==== Records for this exercise

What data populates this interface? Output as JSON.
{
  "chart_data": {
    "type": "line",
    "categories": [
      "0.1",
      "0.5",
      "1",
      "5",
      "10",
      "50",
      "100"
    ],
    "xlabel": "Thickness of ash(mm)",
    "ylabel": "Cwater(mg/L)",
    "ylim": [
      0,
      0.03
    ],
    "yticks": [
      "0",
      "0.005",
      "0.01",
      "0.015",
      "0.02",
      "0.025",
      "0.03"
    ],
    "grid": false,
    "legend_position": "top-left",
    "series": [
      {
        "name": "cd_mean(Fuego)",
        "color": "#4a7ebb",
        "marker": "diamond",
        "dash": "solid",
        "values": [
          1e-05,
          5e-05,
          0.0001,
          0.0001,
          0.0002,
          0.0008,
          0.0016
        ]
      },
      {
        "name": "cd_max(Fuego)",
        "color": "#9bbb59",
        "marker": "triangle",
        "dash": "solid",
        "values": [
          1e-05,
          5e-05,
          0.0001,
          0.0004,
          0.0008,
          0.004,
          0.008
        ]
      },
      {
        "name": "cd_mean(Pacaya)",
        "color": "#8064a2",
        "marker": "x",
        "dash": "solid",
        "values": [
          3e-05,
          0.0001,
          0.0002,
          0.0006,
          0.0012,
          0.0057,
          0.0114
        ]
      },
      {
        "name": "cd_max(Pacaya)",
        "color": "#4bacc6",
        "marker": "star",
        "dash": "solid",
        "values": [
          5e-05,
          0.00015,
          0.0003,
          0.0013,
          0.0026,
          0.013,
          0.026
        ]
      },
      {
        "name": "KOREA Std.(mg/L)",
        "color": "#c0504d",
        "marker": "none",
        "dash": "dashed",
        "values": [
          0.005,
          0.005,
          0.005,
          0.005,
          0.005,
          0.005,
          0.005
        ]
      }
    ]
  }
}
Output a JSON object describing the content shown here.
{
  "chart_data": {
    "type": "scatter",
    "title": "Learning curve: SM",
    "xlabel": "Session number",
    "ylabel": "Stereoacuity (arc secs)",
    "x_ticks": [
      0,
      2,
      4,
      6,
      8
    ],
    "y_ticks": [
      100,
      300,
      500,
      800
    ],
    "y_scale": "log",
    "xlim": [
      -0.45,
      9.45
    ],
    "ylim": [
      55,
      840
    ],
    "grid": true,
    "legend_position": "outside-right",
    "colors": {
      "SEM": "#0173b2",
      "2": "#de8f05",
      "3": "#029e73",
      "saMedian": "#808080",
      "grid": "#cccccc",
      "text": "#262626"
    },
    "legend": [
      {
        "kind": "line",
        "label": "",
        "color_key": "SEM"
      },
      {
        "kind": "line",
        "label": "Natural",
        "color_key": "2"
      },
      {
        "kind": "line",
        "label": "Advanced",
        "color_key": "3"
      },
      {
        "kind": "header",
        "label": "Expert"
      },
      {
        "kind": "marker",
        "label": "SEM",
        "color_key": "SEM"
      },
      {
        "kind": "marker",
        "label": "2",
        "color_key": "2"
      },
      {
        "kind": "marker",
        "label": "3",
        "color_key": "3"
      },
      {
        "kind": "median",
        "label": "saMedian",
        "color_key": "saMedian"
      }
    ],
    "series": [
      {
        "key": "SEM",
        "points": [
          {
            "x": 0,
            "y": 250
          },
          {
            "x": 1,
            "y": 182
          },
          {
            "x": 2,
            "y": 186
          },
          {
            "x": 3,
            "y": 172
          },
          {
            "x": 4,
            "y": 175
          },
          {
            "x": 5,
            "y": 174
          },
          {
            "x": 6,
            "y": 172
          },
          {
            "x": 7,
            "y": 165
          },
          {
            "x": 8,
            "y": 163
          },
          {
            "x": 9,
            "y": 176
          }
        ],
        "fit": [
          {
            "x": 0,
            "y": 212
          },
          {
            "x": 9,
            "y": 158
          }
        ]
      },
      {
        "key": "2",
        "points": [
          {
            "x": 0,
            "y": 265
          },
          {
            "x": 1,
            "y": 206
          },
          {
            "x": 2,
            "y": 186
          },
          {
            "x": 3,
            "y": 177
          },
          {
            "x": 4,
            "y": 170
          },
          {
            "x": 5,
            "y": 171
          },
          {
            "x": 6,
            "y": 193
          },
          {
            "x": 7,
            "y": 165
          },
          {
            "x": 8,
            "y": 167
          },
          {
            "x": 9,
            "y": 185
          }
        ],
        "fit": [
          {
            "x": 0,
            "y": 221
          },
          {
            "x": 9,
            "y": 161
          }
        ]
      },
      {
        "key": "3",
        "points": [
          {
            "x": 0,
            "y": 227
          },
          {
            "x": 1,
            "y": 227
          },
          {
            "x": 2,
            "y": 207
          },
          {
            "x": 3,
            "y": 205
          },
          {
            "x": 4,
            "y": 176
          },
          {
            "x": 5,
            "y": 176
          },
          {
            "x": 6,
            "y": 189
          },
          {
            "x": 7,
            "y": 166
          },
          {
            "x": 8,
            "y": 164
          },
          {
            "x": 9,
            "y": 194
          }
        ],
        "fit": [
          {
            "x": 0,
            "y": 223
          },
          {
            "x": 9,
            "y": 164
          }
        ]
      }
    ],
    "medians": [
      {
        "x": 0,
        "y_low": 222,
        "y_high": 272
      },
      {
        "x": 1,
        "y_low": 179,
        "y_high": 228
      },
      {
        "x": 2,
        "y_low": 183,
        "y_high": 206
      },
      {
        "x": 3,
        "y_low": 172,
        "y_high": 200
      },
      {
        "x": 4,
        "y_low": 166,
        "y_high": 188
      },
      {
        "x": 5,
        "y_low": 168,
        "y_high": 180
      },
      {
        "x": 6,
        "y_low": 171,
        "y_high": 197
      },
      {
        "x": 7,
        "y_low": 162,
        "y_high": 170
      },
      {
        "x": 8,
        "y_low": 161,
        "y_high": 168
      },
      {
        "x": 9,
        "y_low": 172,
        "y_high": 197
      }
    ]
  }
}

========

Directive: All the entries above need to be reproduced exactly.

Exercise solution:
What data populates this interface? Output as JSON.
{
  "chart_data": {
    "type": "line",
    "categories": [
      "0.1",
      "0.5",
      "1",
      "5",
      "10",
      "50",
      "100"
    ],
    "xlabel": "Thickness of ash(mm)",
    "ylabel": "Cwater(mg/L)",
    "ylim": [
      0,
      0.03
    ],
    "yticks": [
      "0",
      "0.005",
      "0.01",
      "0.015",
      "0.02",
      "0.025",
      "0.03"
    ],
    "grid": false,
    "legend_position": "top-left",
    "series": [
      {
        "name": "cd_mean(Fuego)",
        "color": "#4a7ebb",
        "marker": "diamond",
        "dash": "solid",
        "values": [
          1e-05,
          5e-05,
          0.0001,
          0.0001,
          0.0002,
          0.0008,
          0.0016
        ]
      },
      {
        "name": "cd_max(Fuego)",
        "color": "#9bbb59",
        "marker": "triangle",
        "dash": "solid",
        "values": [
          1e-05,
          5e-05,
          0.0001,
          0.0004,
          0.0008,
          0.004,
          0.008
        ]
      },
      {
        "name": "cd_mean(Pacaya)",
        "color": "#8064a2",
        "marker": "x",
        "dash": "solid",
        "values": [
          3e-05,
          0.0001,
          0.0002,
          0.0006,
          0.0012,
          0.0057,
          0.0114
        ]
      },
      {
        "name": "cd_max(Pacaya)",
        "color": "#4bacc6",
        "marker": "star",
        "dash": "solid",
        "values": [
          5e-05,
          0.00015,
          0.0003,
          0.0013,
          0.0026,
          0.013,
          0.026
        ]
      },
      {
        "name": "KOREA Std.(mg/L)",
        "color": "#c0504d",
        "marker": "none",
        "dash": "dashed",
        "values": [
          0.005,
          0.005,
          0.005,
          0.005,
          0.005,
          0.005,
          0.005
        ]
      }
    ]
  }
}
Output a JSON object describing the content shown here.
{
  "chart_data": {
    "type": "scatter",
    "title": "Learning curve: SM",
    "xlabel": "Session number",
    "ylabel": "Stereoacuity (arc secs)",
    "x_ticks": [
      0,
      2,
      4,
      6,
      8
    ],
    "y_ticks": [
      100,
      300,
      500,
      800
    ],
    "y_scale": "log",
    "xlim": [
      -0.45,
      9.45
    ],
    "ylim": [
      55,
      840
    ],
    "grid": true,
    "legend_position": "outside-right",
    "colors": {
      "SEM": "#0173b2",
      "2": "#de8f05",
      "3": "#029e73",
      "saMedian": "#808080",
      "grid": "#cccccc",
      "text": "#262626"
    },
    "legend": [
      {
        "kind": "line",
        "label": "",
        "color_key": "SEM"
      },
      {
        "kind": "line",
        "label": "Natural",
        "color_key": "2"
      },
      {
        "kind": "line",
        "label": "Advanced",
        "color_key": "3"
      },
      {
        "kind": "header",
        "label": "Expert"
      },
      {
        "kind": "marker",
        "label": "SEM",
        "color_key": "SEM"
      },
      {
        "kind": "marker",
        "label": "2",
        "color_key": "2"
      },
      {
        "kind": "marker",
        "label": "3",
        "color_key": "3"
      },
      {
        "kind": "median",
        "label": "saMedian",
        "color_key": "saMedian"
      }
    ],
    "series": [
      {
        "key": "SEM",
        "points": [
          {
            "x": 0,
            "y": 250
          },
          {
            "x": 1,
            "y": 182
          },
          {
            "x": 2,
            "y": 186
          },
          {
            "x": 3,
            "y": 172
          },
          {
            "x": 4,
            "y": 175
          },
          {
            "x": 5,
            "y": 174
          },
          {
            "x": 6,
            "y": 172
          },
          {
            "x": 7,
            "y": 165
          },
          {
            "x": 8,
            "y": 163
          },
          {
            "x": 9,
            "y": 176
          }
        ],
        "fit": [
          {
            "x": 0,
            "y": 212
          },
          {
            "x": 9,
            "y": 158
          }
        ]
      },
      {
        "key": "2",
        "points": [
          {
            "x": 0,
            "y": 265
          },
          {
            "x": 1,
            "y": 206
          },
          {
            "x": 2,
            "y": 186
          },
          {
            "x": 3,
            "y": 177
          },
          {
            "x": 4,
            "y": 170
          },
          {
            "x": 5,
            "y": 171
          },
          {
            "x": 6,
            "y": 193
          },
          {
            "x": 7,
            "y": 165
          },
          {
            "x": 8,
            "y": 167
          },
          {
            "x": 9,
            "y": 185
          }
        ],
        "fit": [
          {
            "x": 0,
            "y": 221
          },
          {
            "x": 9,
            "y": 161
          }
        ]
      },
      {
        "key": "3",
        "points": [
          {
            "x": 0,
            "y": 227
          },
          {
            "x": 1,
            "y": 227
          },
          {
            "x": 2,
            "y": 207
          },
          {
            "x": 3,
            "y": 205
          },
          {
            "x": 4,
            "y": 176
          },
          {
            "x": 5,
            "y": 176
          },
          {
            "x": 6,
            "y": 189
          },
          {
            "x": 7,
            "y": 166
          },
          {
            "x": 8,
            "y": 164
          },
          {
            "x": 9,
            "y": 194
          }
        ],
        "fit": [
          {
            "x": 0,
            "y": 223
          },
          {
            "x": 9,
            "y": 164
          }
        ]
      }
    ],
    "medians": [
      {
        "x": 0,
        "y_low": 222,
        "y_high": 272
      },
      {
        "x": 1,
        "y_low": 179,
        "y_high": 228
      },
      {
        "x": 2,
        "y_low": 183,
        "y_high": 206
      },
      {
        "x": 3,
        "y_low": 172,
        "y_high": 200
      },
      {
        "x": 4,
        "y_low": 166,
        "y_high": 188
      },
      {
        "x": 5,
        "y_low": 168,
        "y_high": 180
      },
      {
        "x": 6,
        "y_low": 171,
        "y_high": 197
      },
      {
        "x": 7,
        "y_low": 162,
        "y_high": 170
      },
      {
        "x": 8,
        "y_low": 161,
        "y_high": 168
      },
      {
        "x": 9,
        "y_low": 172,
        "y_high": 197
      }
    ]
  }
}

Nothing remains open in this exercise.